*Stated exercise*: Only the pictures are left out: repeat the rest of the entries exactly.

*Material*:
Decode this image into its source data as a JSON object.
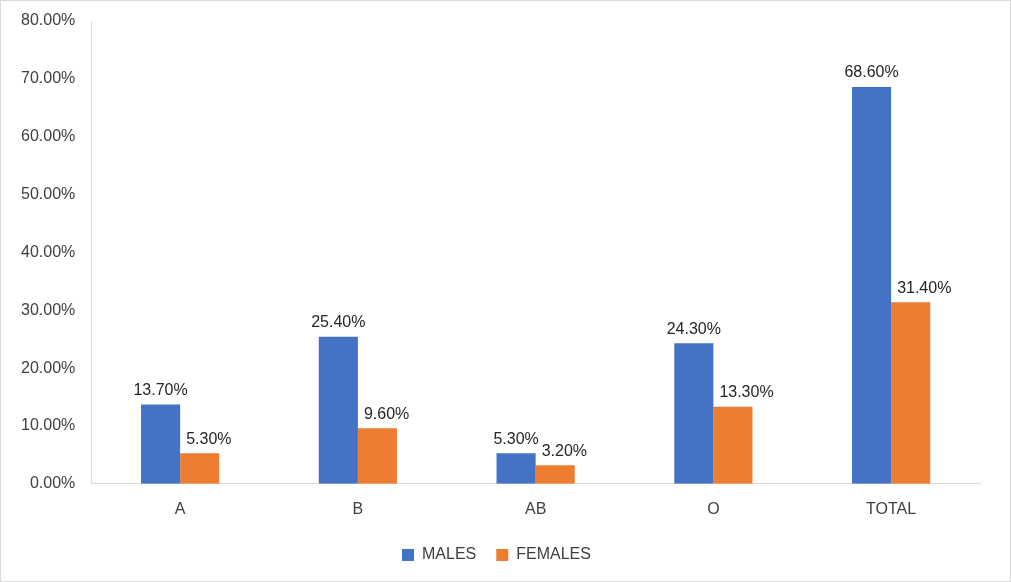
{
  "chart_data": {
    "type": "bar",
    "categories": [
      "A",
      "B",
      "AB",
      "O",
      "TOTAL"
    ],
    "series": [
      {
        "name": "MALES",
        "color": "#4472c4",
        "values": [
          13.7,
          25.4,
          5.3,
          24.3,
          68.6
        ],
        "value_labels": [
          "13.70%",
          "25.40%",
          "5.30%",
          "24.30%",
          "68.60%"
        ]
      },
      {
        "name": "FEMALES",
        "color": "#ed7d31",
        "values": [
          5.3,
          9.6,
          3.2,
          13.3,
          31.4
        ],
        "value_labels": [
          "5.30%",
          "9.60%",
          "3.20%",
          "13.30%",
          "31.40%"
        ]
      }
    ],
    "ylim": [
      0,
      80
    ],
    "yticks": [
      {
        "value": 0,
        "label": "0.00%"
      },
      {
        "value": 10,
        "label": "10.00%"
      },
      {
        "value": 20,
        "label": "20.00%"
      },
      {
        "value": 30,
        "label": "30.00%"
      },
      {
        "value": 40,
        "label": "40.00%"
      },
      {
        "value": 50,
        "label": "50.00%"
      },
      {
        "value": 60,
        "label": "60.00%"
      },
      {
        "value": 70,
        "label": "70.00%"
      },
      {
        "value": 80,
        "label": "80.00%"
      }
    ],
    "grid": false,
    "legend": "bottom",
    "data_labels": true
  }
}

*Correct output*:
Decode this image into its source data as a JSON object.
{
  "chart_data": {
    "type": "bar",
    "categories": [
      "A",
      "B",
      "AB",
      "O",
      "TOTAL"
    ],
    "series": [
      {
        "name": "MALES",
        "color": "#4472c4",
        "values": [
          13.7,
          25.4,
          5.3,
          24.3,
          68.6
        ],
        "value_labels": [
          "13.70%",
          "25.40%",
          "5.30%",
          "24.30%",
          "68.60%"
        ]
      },
      {
        "name": "FEMALES",
        "color": "#ed7d31",
        "values": [
          5.3,
          9.6,
          3.2,
          13.3,
          31.4
        ],
        "value_labels": [
          "5.30%",
          "9.60%",
          "3.20%",
          "13.30%",
          "31.40%"
        ]
      }
    ],
    "ylim": [
      0,
      80
    ],
    "yticks": [
      {
        "value": 0,
        "label": "0.00%"
      },
      {
        "value": 10,
        "label": "10.00%"
      },
      {
        "value": 20,
        "label": "20.00%"
      },
      {
        "value": 30,
        "label": "30.00%"
      },
      {
        "value": 40,
        "label": "40.00%"
      },
      {
        "value": 50,
        "label": "50.00%"
      },
      {
        "value": 60,
        "label": "60.00%"
      },
      {
        "value": 70,
        "label": "70.00%"
      },
      {
        "value": 80,
        "label": "80.00%"
      }
    ],
    "grid": false,
    "legend": "bottom",
    "data_labels": true
  }
}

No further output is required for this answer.